STATED EXERCISE
Do any lines in the data below contain "icon"? If so, copy every one of them.

A block of data
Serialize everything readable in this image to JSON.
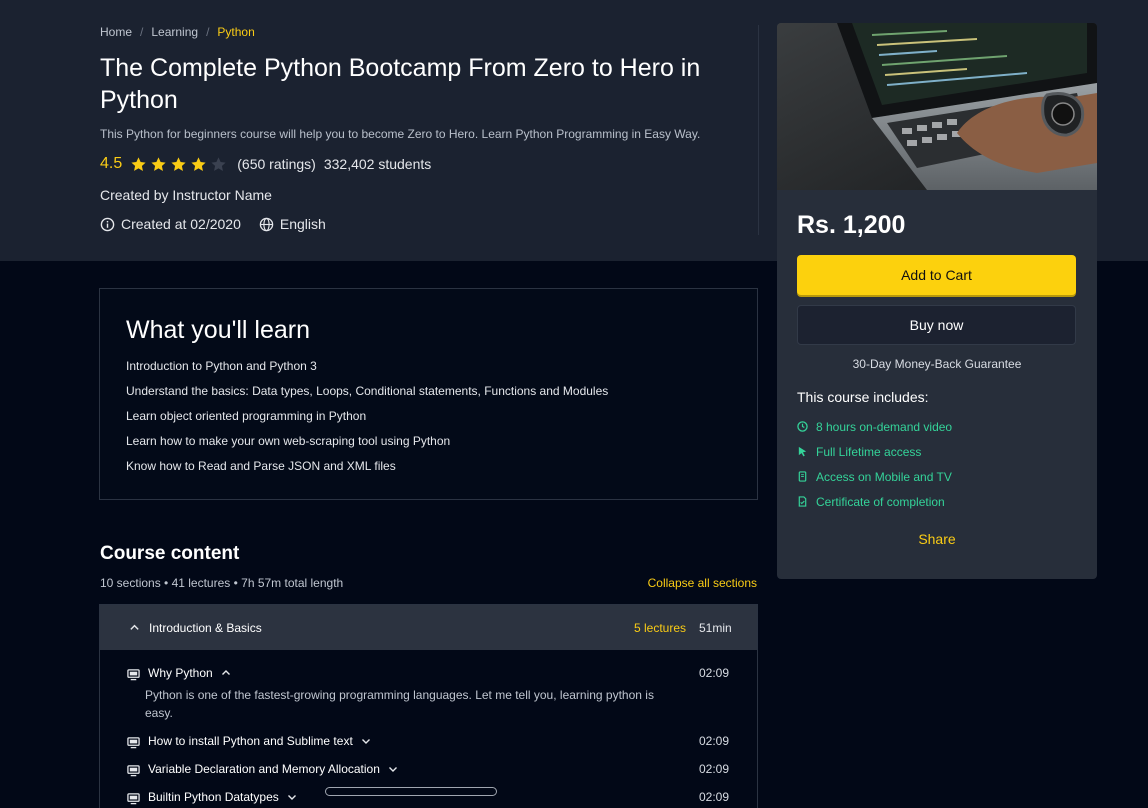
{
  "breadcrumb": {
    "items": [
      "Home",
      "Learning"
    ],
    "current": "Python",
    "separator": "/"
  },
  "course": {
    "title": "The Complete Python Bootcamp From Zero to Hero in Python",
    "subtitle": "This Python for beginners course will help you to become Zero to Hero. Learn Python Programming in Easy Way.",
    "rating": "4.5",
    "rating_value": 4.5,
    "rating_max": 5,
    "ratings_count": "(650 ratings)",
    "students": "332,402 students",
    "created_by": "Created by Instructor Name",
    "created_at": "Created at 02/2020",
    "language": "English"
  },
  "card": {
    "price": "Rs. 1,200",
    "add_to_cart": "Add to Cart",
    "buy_now": "Buy now",
    "guarantee": "30-Day Money-Back Guarantee",
    "includes_title": "This course includes:",
    "includes": [
      {
        "icon": "clock-icon",
        "label": "8 hours on-demand video"
      },
      {
        "icon": "cursor-icon",
        "label": "Full Lifetime access"
      },
      {
        "icon": "mobile-icon",
        "label": "Access on Mobile and TV"
      },
      {
        "icon": "certificate-icon",
        "label": "Certificate of completion"
      }
    ],
    "share": "Share"
  },
  "learn": {
    "title": "What you'll learn",
    "items": [
      "Introduction to Python and Python 3",
      "Understand the basics: Data types, Loops, Conditional statements, Functions and Modules",
      "Learn object oriented programming in Python",
      "Learn how to make your own web-scraping tool using Python",
      "Know how to Read and Parse JSON and XML files"
    ]
  },
  "content": {
    "title": "Course content",
    "summary": "10 sections • 41 lectures • 7h 57m total length",
    "collapse_label": "Collapse all sections",
    "section": {
      "name": "Introduction & Basics",
      "lectures": "5 lectures",
      "duration": "51min",
      "items": [
        {
          "name": "Why Python",
          "time": "02:09",
          "description": "Python is one of the fastest-growing programming languages. Let me tell you, learning python is easy.",
          "expanded": true
        },
        {
          "name": "How to install Python and Sublime text",
          "time": "02:09"
        },
        {
          "name": "Variable Declaration and Memory Allocation",
          "time": "02:09"
        },
        {
          "name": "Builtin Python Datatypes",
          "time": "02:09"
        }
      ]
    }
  },
  "colors": {
    "accent": "#facc15",
    "success": "#34d399",
    "hero_bg": "#1b2230",
    "page_bg": "#020817",
    "card_bg": "#272e3a"
  }
}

SOLUTION TO THE EXERCISE
        "icon": "clock-icon",
        "icon": "cursor-icon",
        "icon": "mobile-icon",
        "icon": "certificate-icon",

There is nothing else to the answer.